#### [Exercise aim]
Search the listing below for the string "общая" and copy every line where it occurs.
#### Data in this exercise ####
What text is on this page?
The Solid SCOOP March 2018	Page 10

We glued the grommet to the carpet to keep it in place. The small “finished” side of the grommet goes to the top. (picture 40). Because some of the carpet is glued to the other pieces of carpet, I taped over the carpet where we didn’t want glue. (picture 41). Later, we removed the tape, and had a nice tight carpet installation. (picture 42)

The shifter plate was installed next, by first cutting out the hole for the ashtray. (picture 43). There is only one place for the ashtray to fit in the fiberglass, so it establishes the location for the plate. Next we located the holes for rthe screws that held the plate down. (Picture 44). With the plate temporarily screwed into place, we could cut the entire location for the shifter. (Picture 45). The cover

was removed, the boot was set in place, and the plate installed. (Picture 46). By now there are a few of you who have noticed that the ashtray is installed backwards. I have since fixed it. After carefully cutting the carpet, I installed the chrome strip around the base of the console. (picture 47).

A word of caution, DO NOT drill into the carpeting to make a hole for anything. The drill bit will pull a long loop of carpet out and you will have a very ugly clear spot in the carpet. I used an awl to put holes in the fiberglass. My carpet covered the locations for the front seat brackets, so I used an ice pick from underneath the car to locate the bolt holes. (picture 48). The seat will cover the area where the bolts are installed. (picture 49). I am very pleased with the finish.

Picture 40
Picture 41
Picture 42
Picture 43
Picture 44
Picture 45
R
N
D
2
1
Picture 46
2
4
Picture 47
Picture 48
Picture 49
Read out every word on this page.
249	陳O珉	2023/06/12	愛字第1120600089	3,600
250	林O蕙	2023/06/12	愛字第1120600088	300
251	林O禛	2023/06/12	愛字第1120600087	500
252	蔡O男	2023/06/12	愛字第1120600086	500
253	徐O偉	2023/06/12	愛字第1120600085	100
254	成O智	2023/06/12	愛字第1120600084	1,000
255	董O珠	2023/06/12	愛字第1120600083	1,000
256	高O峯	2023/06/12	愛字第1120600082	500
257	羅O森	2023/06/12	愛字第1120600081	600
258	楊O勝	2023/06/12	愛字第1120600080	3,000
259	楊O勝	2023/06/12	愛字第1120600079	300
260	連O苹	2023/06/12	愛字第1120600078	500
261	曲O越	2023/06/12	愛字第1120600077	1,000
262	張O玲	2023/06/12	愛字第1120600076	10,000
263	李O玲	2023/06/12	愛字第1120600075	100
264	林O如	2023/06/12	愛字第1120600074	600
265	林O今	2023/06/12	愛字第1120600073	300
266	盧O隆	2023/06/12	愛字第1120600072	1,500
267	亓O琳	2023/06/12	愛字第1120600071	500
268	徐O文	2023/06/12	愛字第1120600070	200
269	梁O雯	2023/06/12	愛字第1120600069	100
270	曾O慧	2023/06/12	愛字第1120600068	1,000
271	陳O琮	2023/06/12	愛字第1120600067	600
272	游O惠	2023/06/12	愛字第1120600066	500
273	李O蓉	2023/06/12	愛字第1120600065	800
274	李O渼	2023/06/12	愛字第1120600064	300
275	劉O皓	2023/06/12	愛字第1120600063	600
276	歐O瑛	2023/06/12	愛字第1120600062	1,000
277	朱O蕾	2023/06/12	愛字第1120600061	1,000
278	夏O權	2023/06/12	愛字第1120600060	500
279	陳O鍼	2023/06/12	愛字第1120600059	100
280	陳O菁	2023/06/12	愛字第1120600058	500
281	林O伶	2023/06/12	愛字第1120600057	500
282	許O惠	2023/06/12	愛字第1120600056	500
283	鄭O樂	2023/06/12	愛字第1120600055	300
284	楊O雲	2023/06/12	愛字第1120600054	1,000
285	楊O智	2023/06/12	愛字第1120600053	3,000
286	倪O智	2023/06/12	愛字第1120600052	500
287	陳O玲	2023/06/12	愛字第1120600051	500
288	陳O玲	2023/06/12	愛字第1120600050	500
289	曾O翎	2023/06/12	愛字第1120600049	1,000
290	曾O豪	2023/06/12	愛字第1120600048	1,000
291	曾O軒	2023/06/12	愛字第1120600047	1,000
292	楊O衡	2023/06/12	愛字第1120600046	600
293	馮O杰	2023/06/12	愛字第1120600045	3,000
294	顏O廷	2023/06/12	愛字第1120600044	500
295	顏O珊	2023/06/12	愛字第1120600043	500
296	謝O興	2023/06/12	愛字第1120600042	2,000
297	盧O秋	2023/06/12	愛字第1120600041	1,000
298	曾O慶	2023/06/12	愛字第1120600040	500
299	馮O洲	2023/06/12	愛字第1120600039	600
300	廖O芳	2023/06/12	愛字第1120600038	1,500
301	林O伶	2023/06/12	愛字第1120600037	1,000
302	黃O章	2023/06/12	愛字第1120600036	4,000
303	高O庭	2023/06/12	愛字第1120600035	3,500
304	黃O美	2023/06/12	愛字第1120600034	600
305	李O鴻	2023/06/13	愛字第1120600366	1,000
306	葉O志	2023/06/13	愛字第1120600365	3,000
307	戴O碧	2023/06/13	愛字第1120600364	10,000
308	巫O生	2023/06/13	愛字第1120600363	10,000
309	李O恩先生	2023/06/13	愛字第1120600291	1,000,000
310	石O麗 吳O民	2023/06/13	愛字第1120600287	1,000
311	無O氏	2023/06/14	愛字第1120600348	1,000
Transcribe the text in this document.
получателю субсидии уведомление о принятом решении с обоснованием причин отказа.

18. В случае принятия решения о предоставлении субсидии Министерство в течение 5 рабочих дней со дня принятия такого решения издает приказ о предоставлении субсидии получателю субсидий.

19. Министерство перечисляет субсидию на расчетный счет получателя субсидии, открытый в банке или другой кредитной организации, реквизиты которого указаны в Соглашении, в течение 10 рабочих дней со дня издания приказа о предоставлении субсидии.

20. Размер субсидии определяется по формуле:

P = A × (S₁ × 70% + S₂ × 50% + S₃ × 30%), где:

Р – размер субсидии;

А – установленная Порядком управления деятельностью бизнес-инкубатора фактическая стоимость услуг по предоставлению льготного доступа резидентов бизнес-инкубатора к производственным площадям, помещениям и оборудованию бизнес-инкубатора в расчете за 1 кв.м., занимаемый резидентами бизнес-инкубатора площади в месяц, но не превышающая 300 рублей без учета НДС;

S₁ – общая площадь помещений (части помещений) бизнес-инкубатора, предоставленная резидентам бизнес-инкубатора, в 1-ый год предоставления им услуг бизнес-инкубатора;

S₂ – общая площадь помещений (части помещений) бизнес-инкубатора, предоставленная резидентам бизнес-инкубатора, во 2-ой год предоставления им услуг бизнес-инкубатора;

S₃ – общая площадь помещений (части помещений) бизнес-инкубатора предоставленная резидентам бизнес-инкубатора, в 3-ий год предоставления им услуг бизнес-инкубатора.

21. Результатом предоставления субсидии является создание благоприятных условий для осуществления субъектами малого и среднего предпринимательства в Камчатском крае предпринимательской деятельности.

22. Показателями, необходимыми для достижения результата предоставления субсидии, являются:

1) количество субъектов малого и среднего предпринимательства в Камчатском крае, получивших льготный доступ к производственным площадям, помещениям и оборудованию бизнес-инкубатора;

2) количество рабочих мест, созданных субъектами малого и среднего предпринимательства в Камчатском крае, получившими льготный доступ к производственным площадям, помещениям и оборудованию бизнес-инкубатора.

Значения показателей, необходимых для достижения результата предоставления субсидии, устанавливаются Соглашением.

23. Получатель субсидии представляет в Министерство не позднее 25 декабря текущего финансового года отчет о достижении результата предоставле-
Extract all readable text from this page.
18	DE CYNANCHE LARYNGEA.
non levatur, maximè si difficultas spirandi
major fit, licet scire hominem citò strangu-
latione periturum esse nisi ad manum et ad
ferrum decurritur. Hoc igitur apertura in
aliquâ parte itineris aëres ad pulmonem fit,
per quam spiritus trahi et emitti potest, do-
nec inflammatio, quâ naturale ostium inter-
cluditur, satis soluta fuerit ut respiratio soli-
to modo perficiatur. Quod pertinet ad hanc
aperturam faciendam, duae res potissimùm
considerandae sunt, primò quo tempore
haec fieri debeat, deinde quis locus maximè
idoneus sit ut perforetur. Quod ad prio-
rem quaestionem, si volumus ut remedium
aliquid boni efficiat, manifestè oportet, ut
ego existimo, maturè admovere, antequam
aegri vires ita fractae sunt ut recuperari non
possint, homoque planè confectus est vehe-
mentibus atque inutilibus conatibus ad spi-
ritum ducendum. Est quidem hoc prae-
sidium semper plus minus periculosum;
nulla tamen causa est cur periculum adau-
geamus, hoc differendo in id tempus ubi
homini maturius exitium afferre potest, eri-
####
#### [Solution for this task]
S₁ – общая площадь помещений (части помещений) бизнес-инкубатора, предоставленная резидентам бизнес-инкубатора, в 1-ый год предоставления им услуг бизнес-инкубатора;
S₂ – общая площадь помещений (части помещений) бизнес-инкубатора, предоставленная резидентам бизнес-инкубатора, во 2-ой год предоставления им услуг бизнес-инкубатора;
S₃ – общая площадь помещений (части помещений) бизнес-инкубатора предоставленная резидентам бизнес-инкубатора, в 3-ий год предоставления им услуг бизнес-инкубатора.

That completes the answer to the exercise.